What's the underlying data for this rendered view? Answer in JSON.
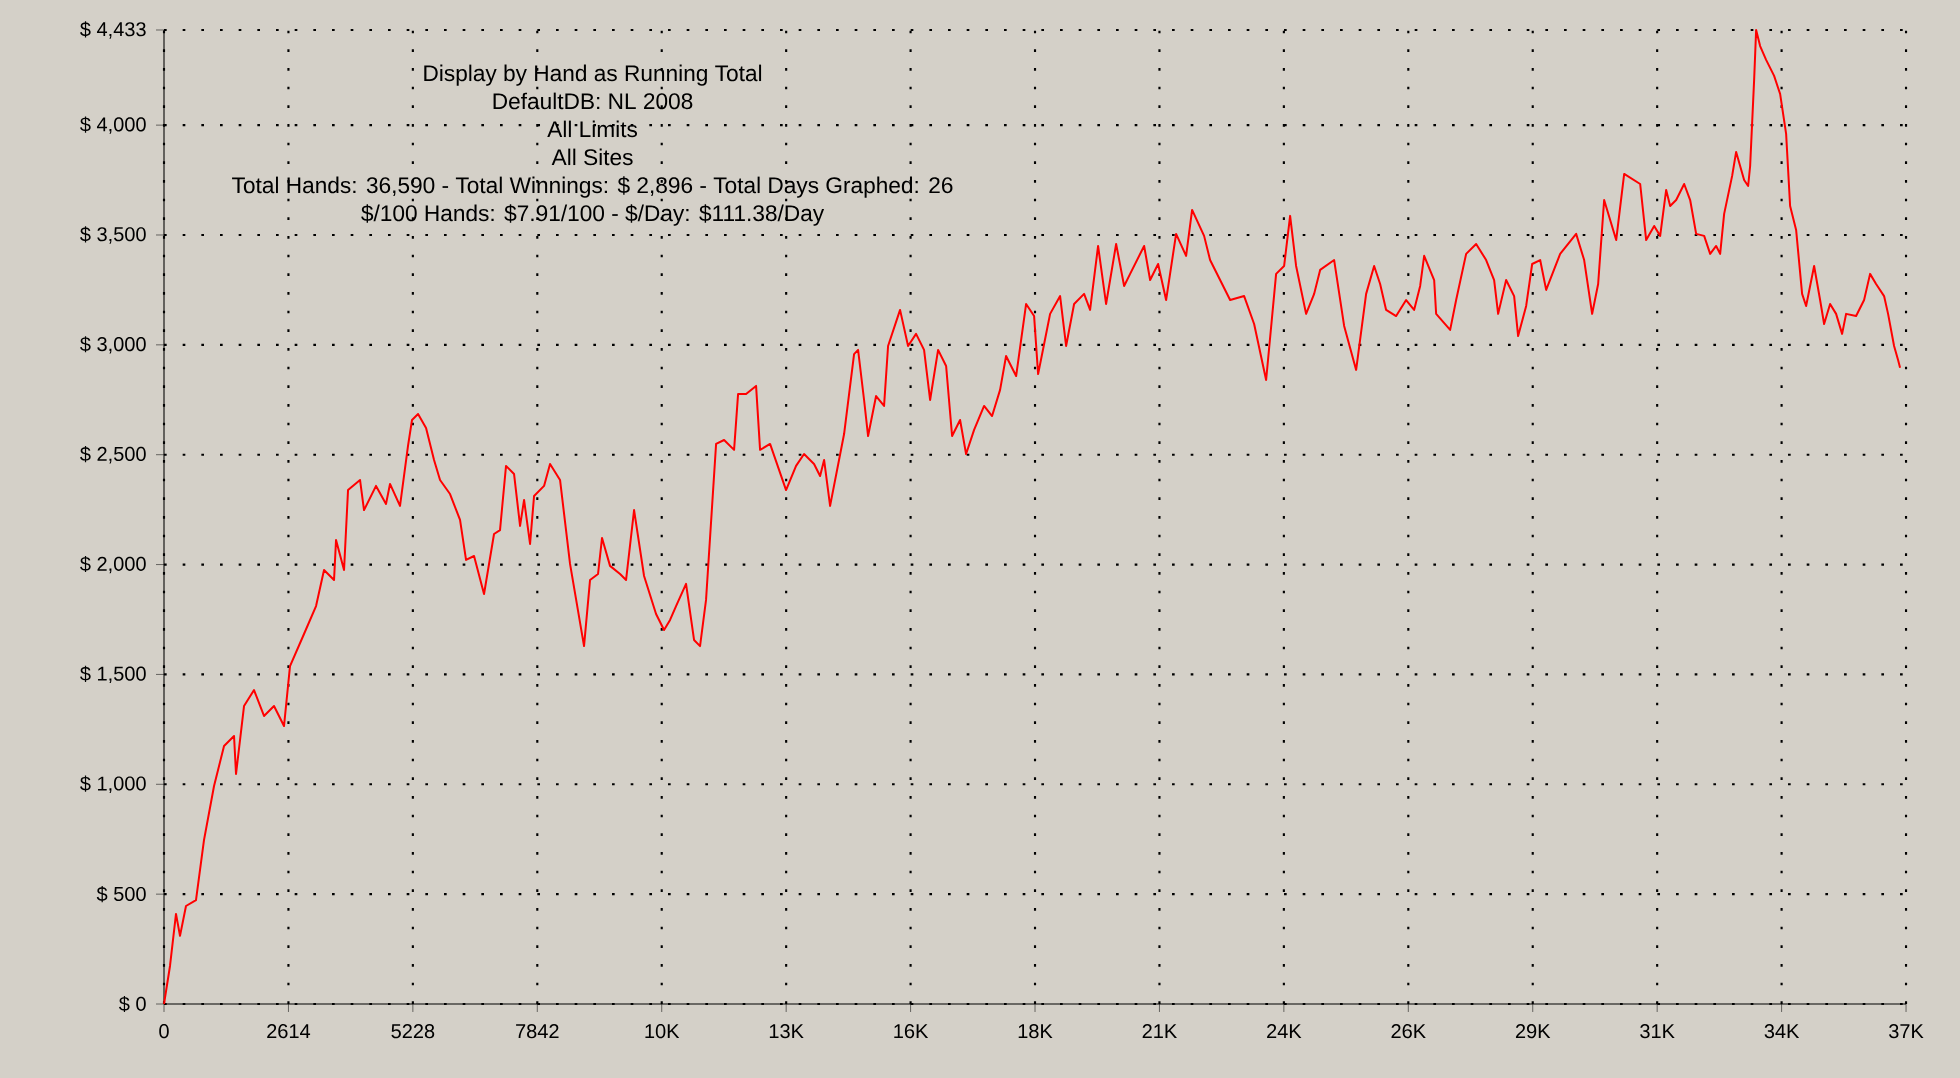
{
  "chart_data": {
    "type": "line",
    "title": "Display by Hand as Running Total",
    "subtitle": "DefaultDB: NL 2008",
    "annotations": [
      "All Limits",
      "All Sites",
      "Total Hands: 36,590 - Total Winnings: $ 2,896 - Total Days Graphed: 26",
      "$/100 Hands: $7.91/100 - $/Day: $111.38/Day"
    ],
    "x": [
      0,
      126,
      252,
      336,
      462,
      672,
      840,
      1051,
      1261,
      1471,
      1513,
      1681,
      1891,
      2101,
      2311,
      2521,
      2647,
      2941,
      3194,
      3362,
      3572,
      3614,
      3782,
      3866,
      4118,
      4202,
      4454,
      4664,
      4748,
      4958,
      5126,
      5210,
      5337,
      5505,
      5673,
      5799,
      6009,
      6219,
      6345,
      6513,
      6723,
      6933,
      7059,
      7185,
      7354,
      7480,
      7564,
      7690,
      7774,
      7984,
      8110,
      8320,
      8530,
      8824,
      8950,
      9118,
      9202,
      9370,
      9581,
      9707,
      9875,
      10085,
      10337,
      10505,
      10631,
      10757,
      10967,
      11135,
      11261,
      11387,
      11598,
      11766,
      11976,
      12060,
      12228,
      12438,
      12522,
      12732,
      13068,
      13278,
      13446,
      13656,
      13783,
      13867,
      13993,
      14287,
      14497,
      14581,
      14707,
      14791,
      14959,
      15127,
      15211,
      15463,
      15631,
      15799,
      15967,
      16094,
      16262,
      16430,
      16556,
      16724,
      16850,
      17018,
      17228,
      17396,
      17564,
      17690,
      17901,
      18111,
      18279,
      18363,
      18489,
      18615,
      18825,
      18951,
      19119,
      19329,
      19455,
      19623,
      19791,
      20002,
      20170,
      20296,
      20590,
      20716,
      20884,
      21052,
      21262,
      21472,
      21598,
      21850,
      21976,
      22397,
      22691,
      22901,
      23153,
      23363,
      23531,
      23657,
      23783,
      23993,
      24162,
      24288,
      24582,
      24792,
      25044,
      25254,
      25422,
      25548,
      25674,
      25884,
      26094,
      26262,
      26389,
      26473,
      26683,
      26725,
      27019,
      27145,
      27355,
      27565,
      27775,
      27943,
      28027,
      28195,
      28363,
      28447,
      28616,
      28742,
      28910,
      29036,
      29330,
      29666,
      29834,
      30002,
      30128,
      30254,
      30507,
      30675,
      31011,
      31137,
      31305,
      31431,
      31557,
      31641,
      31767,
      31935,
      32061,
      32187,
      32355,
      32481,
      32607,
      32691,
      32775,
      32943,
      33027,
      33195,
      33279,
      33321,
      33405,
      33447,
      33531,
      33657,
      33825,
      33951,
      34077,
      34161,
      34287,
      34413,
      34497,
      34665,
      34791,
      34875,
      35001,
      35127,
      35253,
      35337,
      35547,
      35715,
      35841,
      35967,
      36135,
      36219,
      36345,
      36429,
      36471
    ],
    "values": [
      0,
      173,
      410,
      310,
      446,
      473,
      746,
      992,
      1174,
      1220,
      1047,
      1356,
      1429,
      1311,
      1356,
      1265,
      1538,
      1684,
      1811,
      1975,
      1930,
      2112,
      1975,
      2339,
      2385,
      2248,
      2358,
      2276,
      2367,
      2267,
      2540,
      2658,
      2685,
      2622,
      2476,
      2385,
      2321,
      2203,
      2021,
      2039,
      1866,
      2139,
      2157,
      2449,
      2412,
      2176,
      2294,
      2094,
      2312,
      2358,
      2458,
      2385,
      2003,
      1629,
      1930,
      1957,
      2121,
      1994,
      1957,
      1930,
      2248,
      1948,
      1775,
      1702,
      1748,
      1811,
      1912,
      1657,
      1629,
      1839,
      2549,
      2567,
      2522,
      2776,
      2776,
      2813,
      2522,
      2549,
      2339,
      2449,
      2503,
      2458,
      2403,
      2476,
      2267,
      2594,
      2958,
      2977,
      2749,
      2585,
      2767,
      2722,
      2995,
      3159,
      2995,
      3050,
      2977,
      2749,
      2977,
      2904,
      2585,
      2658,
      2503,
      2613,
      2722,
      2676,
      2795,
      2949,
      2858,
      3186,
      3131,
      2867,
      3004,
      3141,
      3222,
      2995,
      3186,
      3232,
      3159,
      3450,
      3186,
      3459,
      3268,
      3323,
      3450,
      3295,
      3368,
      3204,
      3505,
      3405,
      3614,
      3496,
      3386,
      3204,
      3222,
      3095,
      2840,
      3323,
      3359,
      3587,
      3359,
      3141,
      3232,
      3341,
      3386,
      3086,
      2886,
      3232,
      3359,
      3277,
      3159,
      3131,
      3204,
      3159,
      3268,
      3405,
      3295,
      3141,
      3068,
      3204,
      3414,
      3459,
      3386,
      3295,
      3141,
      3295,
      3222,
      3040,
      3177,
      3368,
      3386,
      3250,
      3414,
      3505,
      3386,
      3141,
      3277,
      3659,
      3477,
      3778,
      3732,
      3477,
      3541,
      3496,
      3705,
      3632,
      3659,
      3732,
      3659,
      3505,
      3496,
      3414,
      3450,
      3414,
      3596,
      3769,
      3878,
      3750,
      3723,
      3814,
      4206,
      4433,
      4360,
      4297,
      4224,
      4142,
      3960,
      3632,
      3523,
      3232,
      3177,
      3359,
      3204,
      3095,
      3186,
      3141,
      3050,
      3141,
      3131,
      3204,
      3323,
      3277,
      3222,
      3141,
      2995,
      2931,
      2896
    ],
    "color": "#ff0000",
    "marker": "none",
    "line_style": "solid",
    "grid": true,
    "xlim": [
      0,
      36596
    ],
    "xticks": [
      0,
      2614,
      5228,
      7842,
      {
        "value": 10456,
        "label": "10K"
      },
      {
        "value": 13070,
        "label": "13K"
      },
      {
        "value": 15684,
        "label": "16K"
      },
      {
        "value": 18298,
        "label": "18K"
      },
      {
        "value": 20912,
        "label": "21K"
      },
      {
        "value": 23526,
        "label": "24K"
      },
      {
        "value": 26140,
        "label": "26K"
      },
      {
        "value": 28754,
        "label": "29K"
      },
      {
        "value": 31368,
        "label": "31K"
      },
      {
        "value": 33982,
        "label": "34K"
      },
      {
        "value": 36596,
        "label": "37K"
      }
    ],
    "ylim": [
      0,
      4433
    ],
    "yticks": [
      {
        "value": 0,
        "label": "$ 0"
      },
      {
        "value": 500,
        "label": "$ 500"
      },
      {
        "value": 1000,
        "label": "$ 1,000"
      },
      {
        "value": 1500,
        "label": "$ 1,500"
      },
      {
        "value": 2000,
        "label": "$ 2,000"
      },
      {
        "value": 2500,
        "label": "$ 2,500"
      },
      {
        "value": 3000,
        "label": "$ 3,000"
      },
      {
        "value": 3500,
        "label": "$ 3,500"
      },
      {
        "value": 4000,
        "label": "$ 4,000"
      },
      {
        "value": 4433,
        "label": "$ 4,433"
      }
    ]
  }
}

_ _ _

§ Requirements
Copy the data exactly. Any picture it contains is to be omitted.

§ Result
What's the underlying data for this rendered view? Answer in JSON.
{
  "chart_data": {
    "type": "line",
    "title": "Display by Hand as Running Total",
    "subtitle": "DefaultDB: NL 2008",
    "annotations": [
      "All Limits",
      "All Sites",
      "Total Hands: 36,590 - Total Winnings: $ 2,896 - Total Days Graphed: 26",
      "$/100 Hands: $7.91/100 - $/Day: $111.38/Day"
    ],
    "x": [
      0,
      126,
      252,
      336,
      462,
      672,
      840,
      1051,
      1261,
      1471,
      1513,
      1681,
      1891,
      2101,
      2311,
      2521,
      2647,
      2941,
      3194,
      3362,
      3572,
      3614,
      3782,
      3866,
      4118,
      4202,
      4454,
      4664,
      4748,
      4958,
      5126,
      5210,
      5337,
      5505,
      5673,
      5799,
      6009,
      6219,
      6345,
      6513,
      6723,
      6933,
      7059,
      7185,
      7354,
      7480,
      7564,
      7690,
      7774,
      7984,
      8110,
      8320,
      8530,
      8824,
      8950,
      9118,
      9202,
      9370,
      9581,
      9707,
      9875,
      10085,
      10337,
      10505,
      10631,
      10757,
      10967,
      11135,
      11261,
      11387,
      11598,
      11766,
      11976,
      12060,
      12228,
      12438,
      12522,
      12732,
      13068,
      13278,
      13446,
      13656,
      13783,
      13867,
      13993,
      14287,
      14497,
      14581,
      14707,
      14791,
      14959,
      15127,
      15211,
      15463,
      15631,
      15799,
      15967,
      16094,
      16262,
      16430,
      16556,
      16724,
      16850,
      17018,
      17228,
      17396,
      17564,
      17690,
      17901,
      18111,
      18279,
      18363,
      18489,
      18615,
      18825,
      18951,
      19119,
      19329,
      19455,
      19623,
      19791,
      20002,
      20170,
      20296,
      20590,
      20716,
      20884,
      21052,
      21262,
      21472,
      21598,
      21850,
      21976,
      22397,
      22691,
      22901,
      23153,
      23363,
      23531,
      23657,
      23783,
      23993,
      24162,
      24288,
      24582,
      24792,
      25044,
      25254,
      25422,
      25548,
      25674,
      25884,
      26094,
      26262,
      26389,
      26473,
      26683,
      26725,
      27019,
      27145,
      27355,
      27565,
      27775,
      27943,
      28027,
      28195,
      28363,
      28447,
      28616,
      28742,
      28910,
      29036,
      29330,
      29666,
      29834,
      30002,
      30128,
      30254,
      30507,
      30675,
      31011,
      31137,
      31305,
      31431,
      31557,
      31641,
      31767,
      31935,
      32061,
      32187,
      32355,
      32481,
      32607,
      32691,
      32775,
      32943,
      33027,
      33195,
      33279,
      33321,
      33405,
      33447,
      33531,
      33657,
      33825,
      33951,
      34077,
      34161,
      34287,
      34413,
      34497,
      34665,
      34791,
      34875,
      35001,
      35127,
      35253,
      35337,
      35547,
      35715,
      35841,
      35967,
      36135,
      36219,
      36345,
      36429,
      36471
    ],
    "values": [
      0,
      173,
      410,
      310,
      446,
      473,
      746,
      992,
      1174,
      1220,
      1047,
      1356,
      1429,
      1311,
      1356,
      1265,
      1538,
      1684,
      1811,
      1975,
      1930,
      2112,
      1975,
      2339,
      2385,
      2248,
      2358,
      2276,
      2367,
      2267,
      2540,
      2658,
      2685,
      2622,
      2476,
      2385,
      2321,
      2203,
      2021,
      2039,
      1866,
      2139,
      2157,
      2449,
      2412,
      2176,
      2294,
      2094,
      2312,
      2358,
      2458,
      2385,
      2003,
      1629,
      1930,
      1957,
      2121,
      1994,
      1957,
      1930,
      2248,
      1948,
      1775,
      1702,
      1748,
      1811,
      1912,
      1657,
      1629,
      1839,
      2549,
      2567,
      2522,
      2776,
      2776,
      2813,
      2522,
      2549,
      2339,
      2449,
      2503,
      2458,
      2403,
      2476,
      2267,
      2594,
      2958,
      2977,
      2749,
      2585,
      2767,
      2722,
      2995,
      3159,
      2995,
      3050,
      2977,
      2749,
      2977,
      2904,
      2585,
      2658,
      2503,
      2613,
      2722,
      2676,
      2795,
      2949,
      2858,
      3186,
      3131,
      2867,
      3004,
      3141,
      3222,
      2995,
      3186,
      3232,
      3159,
      3450,
      3186,
      3459,
      3268,
      3323,
      3450,
      3295,
      3368,
      3204,
      3505,
      3405,
      3614,
      3496,
      3386,
      3204,
      3222,
      3095,
      2840,
      3323,
      3359,
      3587,
      3359,
      3141,
      3232,
      3341,
      3386,
      3086,
      2886,
      3232,
      3359,
      3277,
      3159,
      3131,
      3204,
      3159,
      3268,
      3405,
      3295,
      3141,
      3068,
      3204,
      3414,
      3459,
      3386,
      3295,
      3141,
      3295,
      3222,
      3040,
      3177,
      3368,
      3386,
      3250,
      3414,
      3505,
      3386,
      3141,
      3277,
      3659,
      3477,
      3778,
      3732,
      3477,
      3541,
      3496,
      3705,
      3632,
      3659,
      3732,
      3659,
      3505,
      3496,
      3414,
      3450,
      3414,
      3596,
      3769,
      3878,
      3750,
      3723,
      3814,
      4206,
      4433,
      4360,
      4297,
      4224,
      4142,
      3960,
      3632,
      3523,
      3232,
      3177,
      3359,
      3204,
      3095,
      3186,
      3141,
      3050,
      3141,
      3131,
      3204,
      3323,
      3277,
      3222,
      3141,
      2995,
      2931,
      2896
    ],
    "color": "#ff0000",
    "marker": "none",
    "line_style": "solid",
    "grid": true,
    "xlim": [
      0,
      36596
    ],
    "xticks": [
      0,
      2614,
      5228,
      7842,
      {
        "value": 10456,
        "label": "10K"
      },
      {
        "value": 13070,
        "label": "13K"
      },
      {
        "value": 15684,
        "label": "16K"
      },
      {
        "value": 18298,
        "label": "18K"
      },
      {
        "value": 20912,
        "label": "21K"
      },
      {
        "value": 23526,
        "label": "24K"
      },
      {
        "value": 26140,
        "label": "26K"
      },
      {
        "value": 28754,
        "label": "29K"
      },
      {
        "value": 31368,
        "label": "31K"
      },
      {
        "value": 33982,
        "label": "34K"
      },
      {
        "value": 36596,
        "label": "37K"
      }
    ],
    "ylim": [
      0,
      4433
    ],
    "yticks": [
      {
        "value": 0,
        "label": "$ 0"
      },
      {
        "value": 500,
        "label": "$ 500"
      },
      {
        "value": 1000,
        "label": "$ 1,000"
      },
      {
        "value": 1500,
        "label": "$ 1,500"
      },
      {
        "value": 2000,
        "label": "$ 2,000"
      },
      {
        "value": 2500,
        "label": "$ 2,500"
      },
      {
        "value": 3000,
        "label": "$ 3,000"
      },
      {
        "value": 3500,
        "label": "$ 3,500"
      },
      {
        "value": 4000,
        "label": "$ 4,000"
      },
      {
        "value": 4433,
        "label": "$ 4,433"
      }
    ]
  }
}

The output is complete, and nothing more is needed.